Locate "What does this" in the records below, then copy its line and every following line exactly, without the pictures.

Provided records:
________
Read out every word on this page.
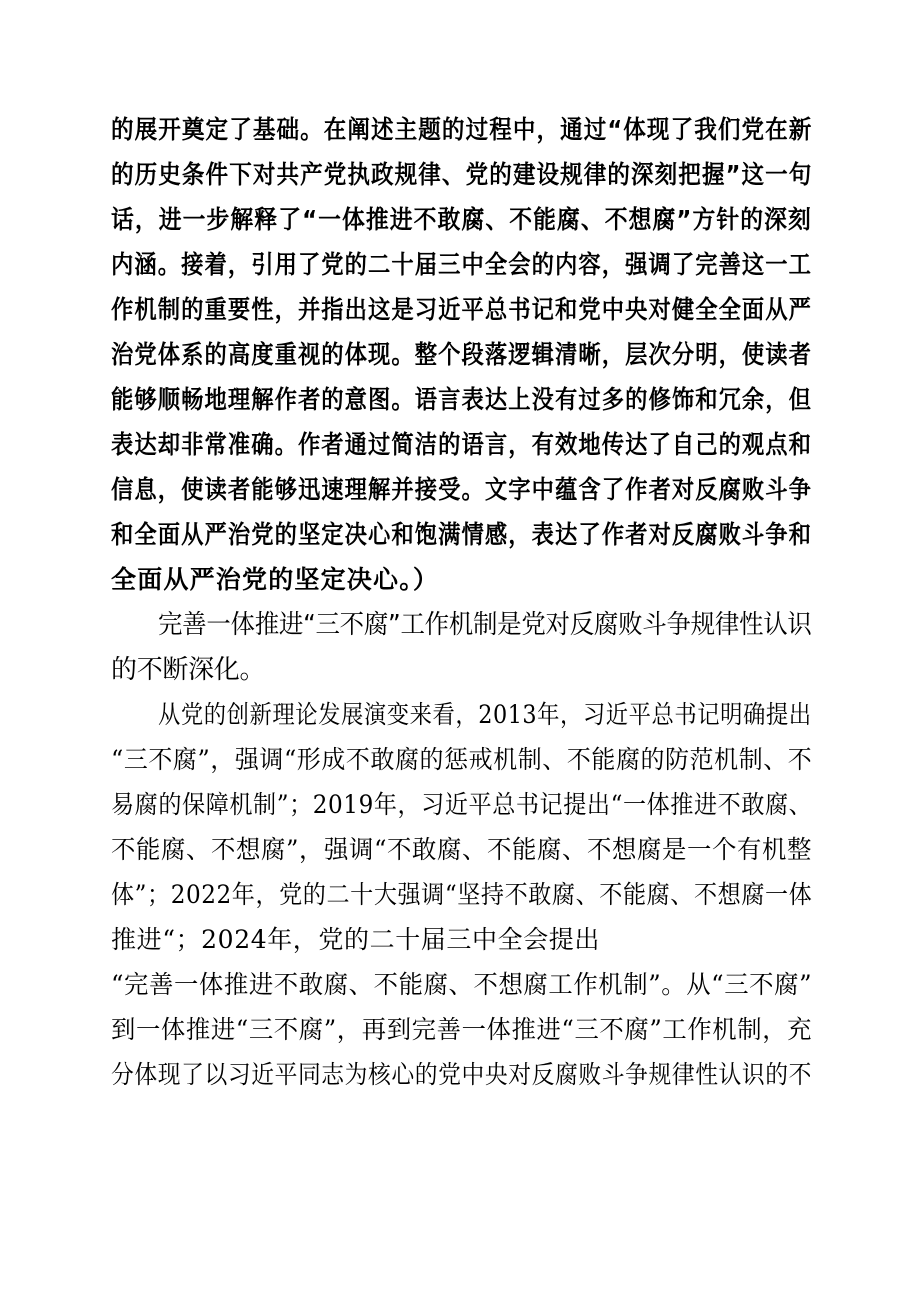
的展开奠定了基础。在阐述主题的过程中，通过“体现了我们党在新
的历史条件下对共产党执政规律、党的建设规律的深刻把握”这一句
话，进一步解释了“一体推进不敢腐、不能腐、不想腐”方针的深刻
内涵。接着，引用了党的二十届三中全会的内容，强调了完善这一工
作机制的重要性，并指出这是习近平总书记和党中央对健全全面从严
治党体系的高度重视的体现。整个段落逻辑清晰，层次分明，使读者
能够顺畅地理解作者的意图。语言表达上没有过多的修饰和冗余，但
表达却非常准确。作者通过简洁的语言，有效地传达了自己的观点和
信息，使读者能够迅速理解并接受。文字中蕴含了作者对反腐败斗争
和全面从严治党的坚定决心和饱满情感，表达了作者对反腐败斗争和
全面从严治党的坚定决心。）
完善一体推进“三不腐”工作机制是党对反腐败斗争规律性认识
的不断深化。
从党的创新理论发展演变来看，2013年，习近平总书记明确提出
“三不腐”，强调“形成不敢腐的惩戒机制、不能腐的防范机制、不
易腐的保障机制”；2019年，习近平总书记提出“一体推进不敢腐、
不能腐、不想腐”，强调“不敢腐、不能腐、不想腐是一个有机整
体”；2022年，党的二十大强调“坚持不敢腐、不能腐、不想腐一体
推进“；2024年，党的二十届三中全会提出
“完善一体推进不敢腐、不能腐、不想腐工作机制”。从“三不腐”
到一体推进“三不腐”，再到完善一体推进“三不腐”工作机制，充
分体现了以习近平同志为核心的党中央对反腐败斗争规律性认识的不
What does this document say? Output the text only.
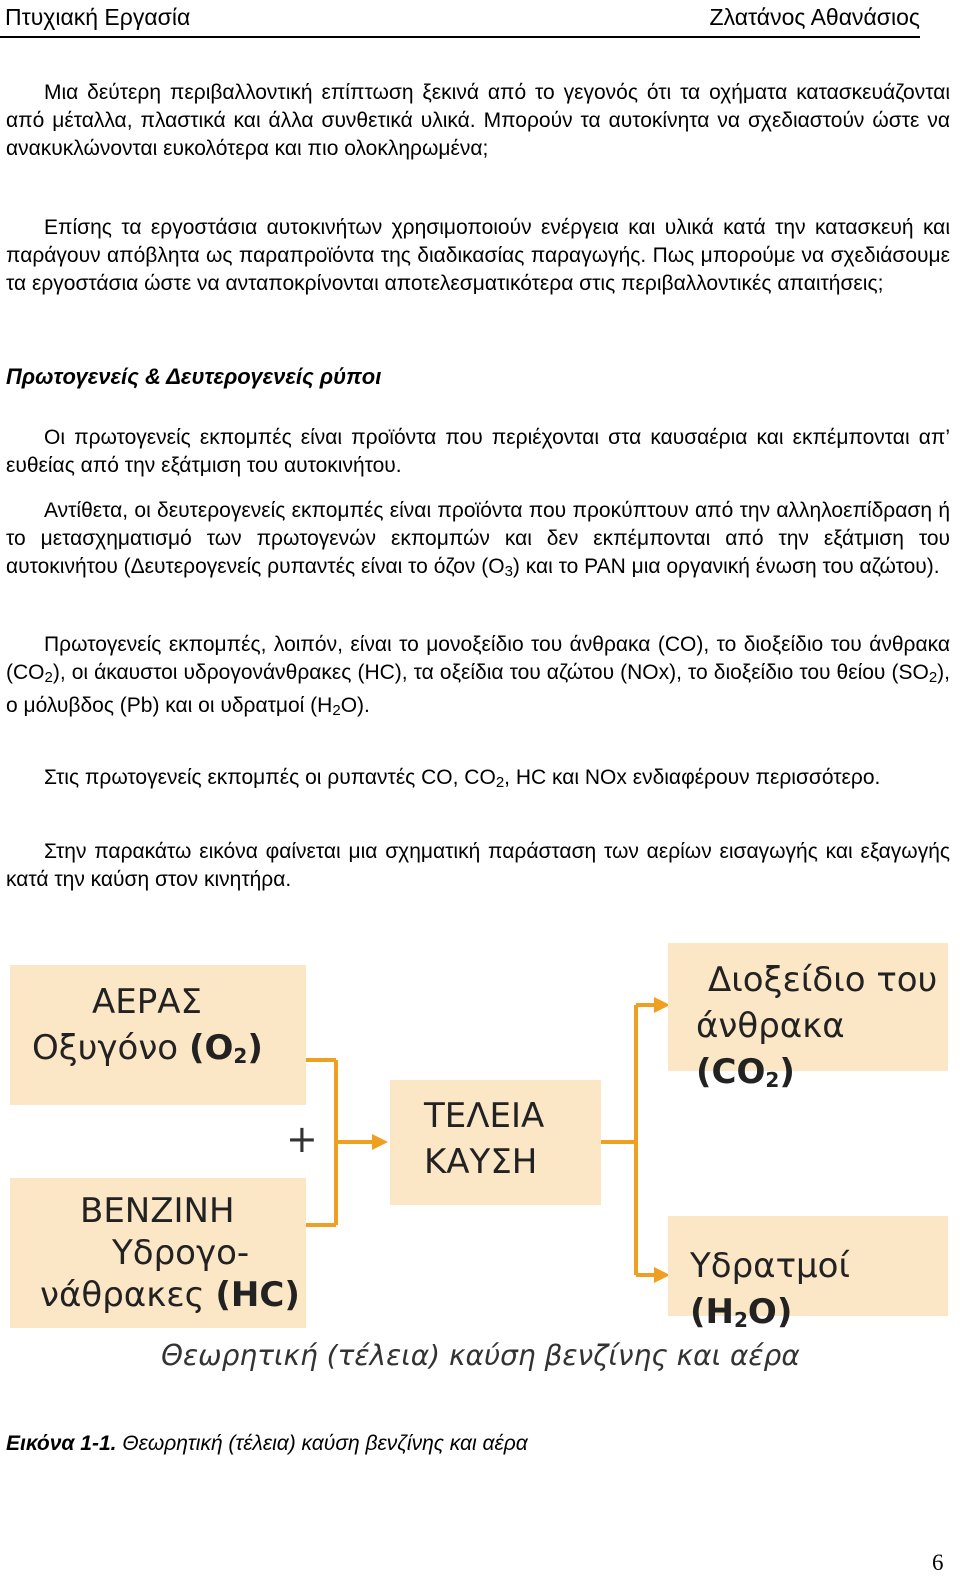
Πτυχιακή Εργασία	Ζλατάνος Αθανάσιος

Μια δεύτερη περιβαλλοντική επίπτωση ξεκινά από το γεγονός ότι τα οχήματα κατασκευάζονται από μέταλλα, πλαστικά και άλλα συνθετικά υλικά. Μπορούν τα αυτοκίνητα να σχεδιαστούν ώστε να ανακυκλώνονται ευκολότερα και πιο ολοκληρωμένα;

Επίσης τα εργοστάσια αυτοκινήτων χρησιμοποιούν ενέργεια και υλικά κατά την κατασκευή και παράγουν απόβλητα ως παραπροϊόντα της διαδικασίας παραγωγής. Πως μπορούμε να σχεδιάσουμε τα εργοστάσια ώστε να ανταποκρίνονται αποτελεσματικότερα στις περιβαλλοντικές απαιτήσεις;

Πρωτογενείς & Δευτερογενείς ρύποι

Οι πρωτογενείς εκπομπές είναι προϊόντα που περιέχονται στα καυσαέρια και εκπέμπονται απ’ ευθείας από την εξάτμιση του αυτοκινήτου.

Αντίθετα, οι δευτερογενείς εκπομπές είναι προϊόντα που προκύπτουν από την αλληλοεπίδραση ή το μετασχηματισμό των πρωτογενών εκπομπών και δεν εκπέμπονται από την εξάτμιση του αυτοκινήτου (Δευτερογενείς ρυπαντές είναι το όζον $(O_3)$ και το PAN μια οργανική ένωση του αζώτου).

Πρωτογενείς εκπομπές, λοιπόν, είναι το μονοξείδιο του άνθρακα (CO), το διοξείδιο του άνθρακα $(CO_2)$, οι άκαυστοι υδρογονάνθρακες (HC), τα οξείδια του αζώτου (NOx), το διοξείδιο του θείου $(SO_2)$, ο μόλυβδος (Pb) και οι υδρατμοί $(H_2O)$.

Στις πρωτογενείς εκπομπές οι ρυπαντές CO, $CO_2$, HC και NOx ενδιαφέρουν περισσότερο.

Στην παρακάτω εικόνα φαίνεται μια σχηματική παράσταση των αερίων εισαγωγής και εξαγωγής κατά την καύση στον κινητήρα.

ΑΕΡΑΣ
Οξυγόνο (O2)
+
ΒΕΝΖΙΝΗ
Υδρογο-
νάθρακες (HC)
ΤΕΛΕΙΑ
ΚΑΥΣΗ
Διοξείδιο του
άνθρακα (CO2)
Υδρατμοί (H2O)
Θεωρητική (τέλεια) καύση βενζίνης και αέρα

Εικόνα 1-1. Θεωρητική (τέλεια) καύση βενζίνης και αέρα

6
________
Reply to the task:
What does this document say? Output the text only.
Πτυχιακή Εργασία	Ζλατάνος Αθανάσιος

Μια δεύτερη περιβαλλοντική επίπτωση ξεκινά από το γεγονός ότι τα οχήματα κατασκευάζονται από μέταλλα, πλαστικά και άλλα συνθετικά υλικά. Μπορούν τα αυτοκίνητα να σχεδιαστούν ώστε να ανακυκλώνονται ευκολότερα και πιο ολοκληρωμένα;

Επίσης τα εργοστάσια αυτοκινήτων χρησιμοποιούν ενέργεια και υλικά κατά την κατασκευή και παράγουν απόβλητα ως παραπροϊόντα της διαδικασίας παραγωγής. Πως μπορούμε να σχεδιάσουμε τα εργοστάσια ώστε να ανταποκρίνονται αποτελεσματικότερα στις περιβαλλοντικές απαιτήσεις;

Πρωτογενείς & Δευτερογενείς ρύποι

Οι πρωτογενείς εκπομπές είναι προϊόντα που περιέχονται στα καυσαέρια και εκπέμπονται απ’ ευθείας από την εξάτμιση του αυτοκινήτου.

Αντίθετα, οι δευτερογενείς εκπομπές είναι προϊόντα που προκύπτουν από την αλληλοεπίδραση ή το μετασχηματισμό των πρωτογενών εκπομπών και δεν εκπέμπονται από την εξάτμιση του αυτοκινήτου (Δευτερογενείς ρυπαντές είναι το όζον $(O_3)$ και το PAN μια οργανική ένωση του αζώτου).

Πρωτογενείς εκπομπές, λοιπόν, είναι το μονοξείδιο του άνθρακα (CO), το διοξείδιο του άνθρακα $(CO_2)$, οι άκαυστοι υδρογονάνθρακες (HC), τα οξείδια του αζώτου (NOx), το διοξείδιο του θείου $(SO_2)$, ο μόλυβδος (Pb) και οι υδρατμοί $(H_2O)$.

Στις πρωτογενείς εκπομπές οι ρυπαντές CO, $CO_2$, HC και NOx ενδιαφέρουν περισσότερο.

Στην παρακάτω εικόνα φαίνεται μια σχηματική παράσταση των αερίων εισαγωγής και εξαγωγής κατά την καύση στον κινητήρα.

ΑΕΡΑΣ
Οξυγόνο (O2)
+
ΒΕΝΖΙΝΗ
Υδρογο-
νάθρακες (HC)
ΤΕΛΕΙΑ
ΚΑΥΣΗ
Διοξείδιο του
άνθρακα (CO2)
Υδρατμοί (H2O)
Θεωρητική (τέλεια) καύση βενζίνης και αέρα

Εικόνα 1-1. Θεωρητική (τέλεια) καύση βενζίνης και αέρα

6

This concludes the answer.